Data supplied:

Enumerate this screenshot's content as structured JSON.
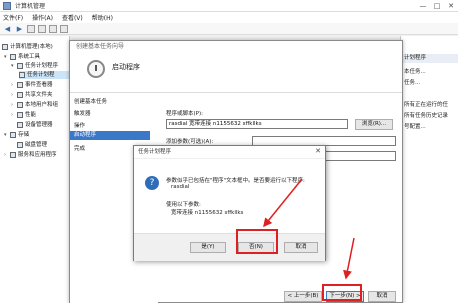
{
  "window": {
    "title": "计算机管理",
    "controls": [
      "—",
      "□",
      "✕"
    ]
  },
  "menu": [
    "文件(F)",
    "操作(A)",
    "查看(V)",
    "帮助(H)"
  ],
  "tree": {
    "root": "计算机管理(本地)",
    "items": [
      "系统工具",
      "任务计划程序",
      "任务计划程",
      "事件查看器",
      "共享文件夹",
      "本地用户和组",
      "性能",
      "设备管理器",
      "存储",
      "磁盘管理",
      "服务和应用程序"
    ]
  },
  "actions": {
    "header": "计划程序",
    "items": [
      "本任务...",
      "任务...",
      "",
      "所有正在运行的任",
      "所有任务历史记录",
      "号配置..."
    ]
  },
  "wizard": {
    "title": "创建基本任务向导",
    "heading": "启动程序",
    "steps": [
      "创建基本任务",
      "触发器",
      "操作",
      "启动程序",
      "完成"
    ],
    "program_label": "程序或脚本(P):",
    "program_value": "rasdial 宽带连接 n1155632 sffkllks",
    "browse": "浏览(R)...",
    "args_label": "添加参数(可选)(A):",
    "start_label": "",
    "back": "< 上一步(B)",
    "next": "下一步(N) >",
    "cancel": "取消"
  },
  "dialog": {
    "title": "任务计划程序",
    "close": "✕",
    "icon": "?",
    "line1": "参数似乎已包括在\"程序\"文本框中。是否要运行以下程序:",
    "line2": "rasdial",
    "line3": "使用以下参数:",
    "line4": "宽带连接 n1155632 sffkllks",
    "yes": "是(Y)",
    "no": "否(N)",
    "cancel": "取消"
  },
  "colors": {
    "annotation": "#e02020",
    "selection": "#3c78c8",
    "question_icon": "#2f6db8"
  }
}
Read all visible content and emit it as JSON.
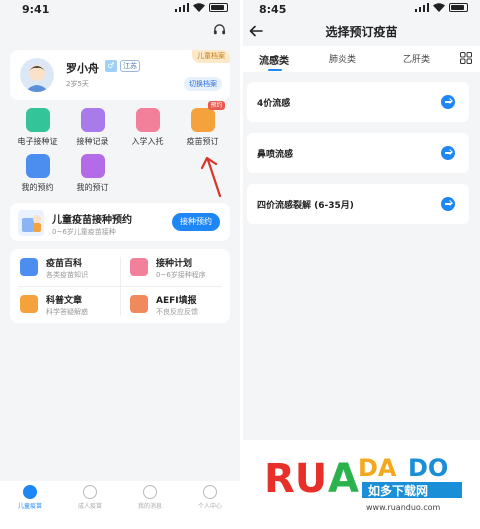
{
  "left": {
    "status_time": "9:41",
    "profile": {
      "name": "罗小舟",
      "gender_glyph": "♂",
      "region": "江苏",
      "age": "2岁5天",
      "archive_tag": "儿童档案",
      "switch_label": "切换档案"
    },
    "grid": [
      {
        "label": "电子接种证",
        "color": "#33c49a",
        "badge": ""
      },
      {
        "label": "接种记录",
        "color": "#a97bea",
        "badge": ""
      },
      {
        "label": "入学入托",
        "color": "#f2809a",
        "badge": ""
      },
      {
        "label": "疫苗预订",
        "color": "#f6a23c",
        "badge": "预约"
      },
      {
        "label": "我的预约",
        "color": "#4c8ef0",
        "badge": ""
      },
      {
        "label": "我的预订",
        "color": "#b36be8",
        "badge": ""
      }
    ],
    "banner": {
      "title": "儿童疫苗接种预约",
      "subtitle": "0~6岁儿童疫苗接种",
      "button": "接种预约"
    },
    "cards": [
      {
        "title": "疫苗百科",
        "subtitle": "各类疫苗知识",
        "color": "#4c8ef0"
      },
      {
        "title": "接种计划",
        "subtitle": "0~6岁接种程序",
        "color": "#f2809a"
      },
      {
        "title": "科普文章",
        "subtitle": "科学答疑解惑",
        "color": "#f6a23c"
      },
      {
        "title": "AEFI填报",
        "subtitle": "不良反应反馈",
        "color": "#f08a5d"
      }
    ],
    "tabs": [
      {
        "label": "儿童疫苗",
        "active": true
      },
      {
        "label": "成人疫苗",
        "active": false
      },
      {
        "label": "我的消息",
        "active": false
      },
      {
        "label": "个人中心",
        "active": false
      }
    ],
    "accent": "#1f86f5"
  },
  "right": {
    "status_time": "8:45",
    "title": "选择预订疫苗",
    "tabs": [
      "流感类",
      "肺炎类",
      "乙肝类"
    ],
    "active_tab": "流感类",
    "vaccines": [
      "4价流感",
      "鼻喷流感",
      "四价流感裂解 (6-35月)"
    ]
  },
  "watermark": {
    "logo_text": "RUANDADO",
    "cn_text": "如多下载网",
    "url": "www.ruanduo.com"
  }
}
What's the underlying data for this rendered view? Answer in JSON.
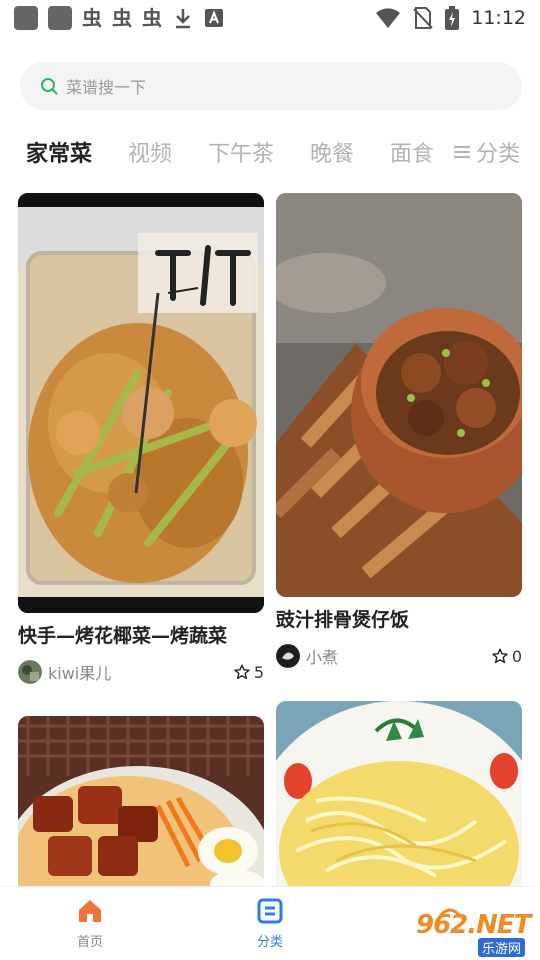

The problem: Without the images, write out each line of the data verbatim.

Solved exercise:
Enumerate this screenshot's content as structured JSON.
{
  "window": {
    "title": "计算机管理",
    "controls": [
      "—",
      "□",
      "✕"
    ]
  },
  "menu": [
    "文件(F)",
    "操作(A)",
    "查看(V)",
    "帮助(H)"
  ],
  "tree": {
    "root": "计算机管理(本地)",
    "items": [
      "系统工具",
      "任务计划程序",
      "任务计划程",
      "事件查看器",
      "共享文件夹",
      "本地用户和组",
      "性能",
      "设备管理器",
      "存储",
      "磁盘管理",
      "服务和应用程序"
    ]
  },
  "actions": {
    "header": "计划程序",
    "items": [
      "本任务...",
      "任务...",
      "",
      "所有正在运行的任",
      "所有任务历史记录",
      "号配置..."
    ]
  },
  "wizard": {
    "title": "创建基本任务向导",
    "heading": "启动程序",
    "steps": [
      "创建基本任务",
      "触发器",
      "操作",
      "启动程序",
      "完成"
    ],
    "program_label": "程序或脚本(P):",
    "program_value": "rasdial 宽带连接 n1155632 sffkllks",
    "browse": "浏览(R)...",
    "args_label": "添加参数(可选)(A):",
    "start_label": "",
    "back": "< 上一步(B)",
    "next": "下一步(N) >",
    "cancel": "取消"
  },
  "dialog": {
    "title": "任务计划程序",
    "close": "✕",
    "icon": "?",
    "line1": "参数似乎已包括在\"程序\"文本框中。是否要运行以下程序:",
    "line2": "rasdial",
    "line3": "使用以下参数:",
    "line4": "宽带连接 n1155632 sffkllks",
    "yes": "是(Y)",
    "no": "否(N)",
    "cancel": "取消"
  },
  "colors": {
    "annotation": "#e02020",
    "selection": "#3c78c8",
    "question_icon": "#2f6db8"
  }
}
Read all visible content and emit it as JSON.
{
  "left": {
    "status_time": "9:41",
    "profile": {
      "name": "罗小舟",
      "gender_glyph": "♂",
      "region": "江苏",
      "age": "2岁5天",
      "archive_tag": "儿童档案",
      "switch_label": "切换档案"
    },
    "grid": [
      {
        "label": "电子接种证",
        "color": "#33c49a",
        "badge": ""
      },
      {
        "label": "接种记录",
        "color": "#a97bea",
        "badge": ""
      },
      {
        "label": "入学入托",
        "color": "#f2809a",
        "badge": ""
      },
      {
        "label": "疫苗预订",
        "color": "#f6a23c",
        "badge": "预约"
      },
      {
        "label": "我的预约",
        "color": "#4c8ef0",
        "badge": ""
      },
      {
        "label": "我的预订",
        "color": "#b36be8",
        "badge": ""
      }
    ],
    "banner": {
      "title": "儿童疫苗接种预约",
      "subtitle": "0~6岁儿童疫苗接种",
      "button": "接种预约"
    },
    "cards": [
      {
        "title": "疫苗百科",
        "subtitle": "各类疫苗知识",
        "color": "#4c8ef0"
      },
      {
        "title": "接种计划",
        "subtitle": "0~6岁接种程序",
        "color": "#f2809a"
      },
      {
        "title": "科普文章",
        "subtitle": "科学答疑解惑",
        "color": "#f6a23c"
      },
      {
        "title": "AEFI填报",
        "subtitle": "不良反应反馈",
        "color": "#f08a5d"
      }
    ],
    "tabs": [
      {
        "label": "儿童疫苗",
        "active": true
      },
      {
        "label": "成人疫苗",
        "active": false
      },
      {
        "label": "我的消息",
        "active": false
      },
      {
        "label": "个人中心",
        "active": false
      }
    ],
    "accent": "#1f86f5"
  },
  "right": {
    "status_time": "8:45",
    "title": "选择预订疫苗",
    "tabs": [
      "流感类",
      "肺炎类",
      "乙肝类"
    ],
    "active_tab": "流感类",
    "vaccines": [
      "4价流感",
      "鼻喷流感",
      "四价流感裂解 (6-35月)"
    ]
  },
  "watermark": {
    "logo_text": "RUANDADO",
    "cn_text": "如多下载网",
    "url": "www.ruanduo.com"
  }
}
What's the underlying data for this rendered view? Answer in JSON.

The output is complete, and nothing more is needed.